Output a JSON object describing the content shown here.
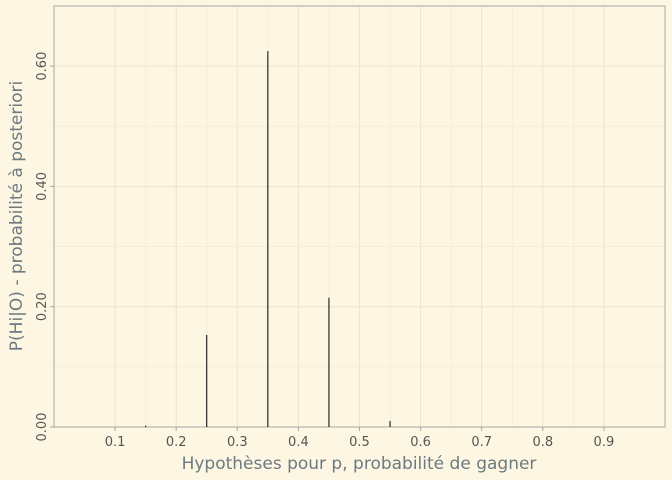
{
  "chart_data": {
    "type": "bar",
    "title": "",
    "xlabel": "Hypothèses pour p, probabilité de gagner",
    "ylabel": "P(Hi|O) - probabilité à posteriori",
    "x": [
      0.05,
      0.15,
      0.25,
      0.35,
      0.45,
      0.55,
      0.65,
      0.75,
      0.85,
      0.95
    ],
    "values": [
      0.0,
      0.002,
      0.153,
      0.625,
      0.215,
      0.01,
      0.0,
      0.0,
      0.0,
      0.0
    ],
    "xlim": [
      0.0,
      1.0
    ],
    "ylim": [
      0.0,
      0.7
    ],
    "xticks": [
      0.1,
      0.2,
      0.3,
      0.4,
      0.5,
      0.6,
      0.7,
      0.8,
      0.9
    ],
    "xtick_labels": [
      "0.1",
      "0.2",
      "0.3",
      "0.4",
      "0.5",
      "0.6",
      "0.7",
      "0.8",
      "0.9"
    ],
    "yticks": [
      0.0,
      0.2,
      0.4,
      0.6
    ],
    "ytick_labels": [
      "0.00",
      "0.20",
      "0.40",
      "0.60"
    ],
    "grid": true,
    "legend": "none",
    "colors": {
      "background": "#fdf6e3",
      "panel_border": "#a5a5a5",
      "grid_major": "#ece4cc",
      "grid_minor": "#f3ecd6",
      "bar": "#000000",
      "axis_title": "#6c7a80",
      "tick_label": "#555555"
    }
  }
}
++++++++++
**What you should do:**
Retype the records exactly. Any image in them should not appear in what you write.

**Task answer:**
Output a JSON object describing the content shown here.
{
  "chart_data": {
    "type": "bar",
    "title": "",
    "xlabel": "Hypothèses pour p, probabilité de gagner",
    "ylabel": "P(Hi|O) - probabilité à posteriori",
    "x": [
      0.05,
      0.15,
      0.25,
      0.35,
      0.45,
      0.55,
      0.65,
      0.75,
      0.85,
      0.95
    ],
    "values": [
      0.0,
      0.002,
      0.153,
      0.625,
      0.215,
      0.01,
      0.0,
      0.0,
      0.0,
      0.0
    ],
    "xlim": [
      0.0,
      1.0
    ],
    "ylim": [
      0.0,
      0.7
    ],
    "xticks": [
      0.1,
      0.2,
      0.3,
      0.4,
      0.5,
      0.6,
      0.7,
      0.8,
      0.9
    ],
    "xtick_labels": [
      "0.1",
      "0.2",
      "0.3",
      "0.4",
      "0.5",
      "0.6",
      "0.7",
      "0.8",
      "0.9"
    ],
    "yticks": [
      0.0,
      0.2,
      0.4,
      0.6
    ],
    "ytick_labels": [
      "0.00",
      "0.20",
      "0.40",
      "0.60"
    ],
    "grid": true,
    "legend": "none",
    "colors": {
      "background": "#fdf6e3",
      "panel_border": "#a5a5a5",
      "grid_major": "#ece4cc",
      "grid_minor": "#f3ecd6",
      "bar": "#000000",
      "axis_title": "#6c7a80",
      "tick_label": "#555555"
    }
  }
}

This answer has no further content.